(Record list):
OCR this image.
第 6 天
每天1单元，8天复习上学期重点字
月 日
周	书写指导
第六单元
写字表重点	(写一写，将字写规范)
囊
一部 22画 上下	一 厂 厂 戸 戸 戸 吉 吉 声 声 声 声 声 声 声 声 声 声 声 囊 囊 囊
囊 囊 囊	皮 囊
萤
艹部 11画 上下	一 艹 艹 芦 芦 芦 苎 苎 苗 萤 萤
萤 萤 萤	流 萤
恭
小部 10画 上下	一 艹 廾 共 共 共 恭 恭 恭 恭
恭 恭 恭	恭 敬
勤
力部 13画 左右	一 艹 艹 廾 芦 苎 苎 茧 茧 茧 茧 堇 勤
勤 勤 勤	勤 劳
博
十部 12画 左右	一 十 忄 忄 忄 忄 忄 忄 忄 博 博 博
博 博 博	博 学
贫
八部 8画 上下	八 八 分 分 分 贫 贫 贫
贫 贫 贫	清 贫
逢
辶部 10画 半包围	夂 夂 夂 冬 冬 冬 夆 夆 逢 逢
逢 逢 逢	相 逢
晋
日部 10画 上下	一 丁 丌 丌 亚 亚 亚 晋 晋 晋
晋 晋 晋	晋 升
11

(Task prompt): Retype every record above exactly as written.

(Task output):
OCR this image.
第 6 天
每天1单元，8天复习上学期重点字
月 日
周	书写指导
第六单元
写字表重点	(写一写，将字写规范)
囊
一部 22画 上下	一 厂 厂 戸 戸 戸 吉 吉 声 声 声 声 声 声 声 声 声 声 声 囊 囊 囊
囊 囊 囊	皮 囊
萤
艹部 11画 上下	一 艹 艹 芦 芦 芦 苎 苎 苗 萤 萤
萤 萤 萤	流 萤
恭
小部 10画 上下	一 艹 廾 共 共 共 恭 恭 恭 恭
恭 恭 恭	恭 敬
勤
力部 13画 左右	一 艹 艹 廾 芦 苎 苎 茧 茧 茧 茧 堇 勤
勤 勤 勤	勤 劳
博
十部 12画 左右	一 十 忄 忄 忄 忄 忄 忄 忄 博 博 博
博 博 博	博 学
贫
八部 8画 上下	八 八 分 分 分 贫 贫 贫
贫 贫 贫	清 贫
逢
辶部 10画 半包围	夂 夂 夂 冬 冬 冬 夆 夆 逢 逢
逢 逢 逢	相 逢
晋
日部 10画 上下	一 丁 丌 丌 亚 亚 亚 晋 晋 晋
晋 晋 晋	晋 升
11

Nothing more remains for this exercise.